Problem statement:
Could the data below be printed out exactly, with the pictures left out?

Recorded data:
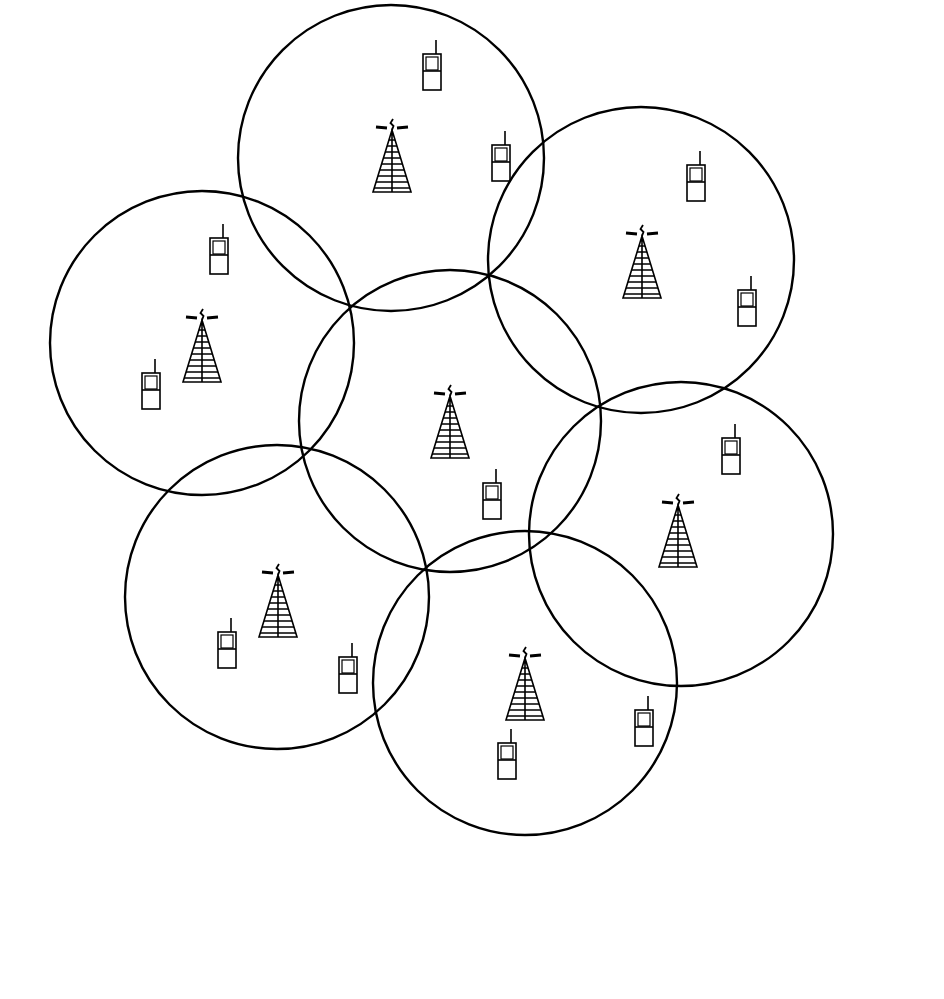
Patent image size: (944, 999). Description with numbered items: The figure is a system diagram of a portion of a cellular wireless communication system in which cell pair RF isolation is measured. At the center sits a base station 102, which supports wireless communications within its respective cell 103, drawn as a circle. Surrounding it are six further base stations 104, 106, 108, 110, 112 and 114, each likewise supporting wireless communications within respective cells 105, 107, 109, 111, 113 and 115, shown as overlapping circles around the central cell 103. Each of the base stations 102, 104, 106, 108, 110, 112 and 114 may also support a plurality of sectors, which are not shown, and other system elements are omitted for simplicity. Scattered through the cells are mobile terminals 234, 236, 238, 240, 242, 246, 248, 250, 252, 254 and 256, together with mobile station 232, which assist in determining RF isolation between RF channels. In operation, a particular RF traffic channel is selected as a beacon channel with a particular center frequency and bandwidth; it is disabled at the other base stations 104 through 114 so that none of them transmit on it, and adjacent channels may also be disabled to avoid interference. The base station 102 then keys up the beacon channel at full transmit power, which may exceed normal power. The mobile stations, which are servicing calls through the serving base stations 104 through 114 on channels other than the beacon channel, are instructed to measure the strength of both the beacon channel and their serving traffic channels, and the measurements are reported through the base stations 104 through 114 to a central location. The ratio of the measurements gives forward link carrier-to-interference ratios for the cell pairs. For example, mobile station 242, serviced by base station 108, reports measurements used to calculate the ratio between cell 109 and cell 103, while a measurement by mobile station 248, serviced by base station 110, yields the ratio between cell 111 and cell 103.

The base station 102 is at (437, 435).
The cell 103 is at (413, 272).
The base station 104 is at (373, 172).
The cell 105 is at (270, 63).
The base station 106 is at (623, 272).
The cell 107 is at (662, 108).
The base station 108 is at (693, 545).
The cell 109 is at (787, 423).
The base station 110 is at (508, 702).
The cell 111 is at (652, 768).
The base station 112 is at (263, 612).
The cell 113 is at (217, 738).
The base station 114 is at (190, 353).
The cell 115 is at (130, 207).
The mobile station 232 is at (483, 510).
The mobile terminal 234 is at (423, 82).
The mobile terminal 236 is at (492, 172).
The mobile terminal 238 is at (687, 190).
The mobile terminal 240 is at (738, 318).
The mobile station 242 is at (568, 689).
The mobile terminal 246 is at (635, 737).
The mobile station 248 is at (498, 770).
The mobile terminal 250 is at (339, 685).
The mobile terminal 252 is at (218, 660).
The mobile terminal 254 is at (142, 400).
The mobile terminal 256 is at (210, 265).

Written answer:
Patent image size: (944, 999). Description with numbered items: The figure is a system diagram of a portion of a cellular wireless communication system in which cell pair RF isolation is measured. At the center sits a base station 102, which supports wireless communications within its respective cell 103, drawn as a circle. Surrounding it are six further base stations 104, 106, 108, 110, 112 and 114, each likewise supporting wireless communications within respective cells 105, 107, 109, 111, 113 and 115, shown as overlapping circles around the central cell 103. Each of the base stations 102, 104, 106, 108, 110, 112 and 114 may also support a plurality of sectors, which are not shown, and other system elements are omitted for simplicity. Scattered through the cells are mobile terminals 234, 236, 238, 240, 242, 246, 248, 250, 252, 254 and 256, together with mobile station 232, which assist in determining RF isolation between RF channels. In operation, a particular RF traffic channel is selected as a beacon channel with a particular center frequency and bandwidth; it is disabled at the other base stations 104 through 114 so that none of them transmit on it, and adjacent channels may also be disabled to avoid interference. The base station 102 then keys up the beacon channel at full transmit power, which may exceed normal power. The mobile stations, which are servicing calls through the serving base stations 104 through 114 on channels other than the beacon channel, are instructed to measure the strength of both the beacon channel and their serving traffic channels, and the measurements are reported through the base stations 104 through 114 to a central location. The ratio of the measurements gives forward link carrier-to-interference ratios for the cell pairs. For example, mobile station 242, serviced by base station 108, reports measurements used to calculate the ratio between cell 109 and cell 103, while a measurement by mobile station 248, serviced by base station 110, yields the ratio between cell 111 and cell 103.

The base station 102 is at (437, 435).
The cell 103 is at (413, 272).
The base station 104 is at (373, 172).
The cell 105 is at (270, 63).
The base station 106 is at (623, 272).
The cell 107 is at (662, 108).
The base station 108 is at (693, 545).
The cell 109 is at (787, 423).
The base station 110 is at (508, 702).
The cell 111 is at (652, 768).
The base station 112 is at (263, 612).
The cell 113 is at (217, 738).
The base station 114 is at (190, 353).
The cell 115 is at (130, 207).
The mobile station 232 is at (483, 510).
The mobile terminal 234 is at (423, 82).
The mobile terminal 236 is at (492, 172).
The mobile terminal 238 is at (687, 190).
The mobile terminal 240 is at (738, 318).
The mobile station 242 is at (568, 689).
The mobile terminal 246 is at (635, 737).
The mobile station 248 is at (498, 770).
The mobile terminal 250 is at (339, 685).
The mobile terminal 252 is at (218, 660).
The mobile terminal 254 is at (142, 400).
The mobile terminal 256 is at (210, 265).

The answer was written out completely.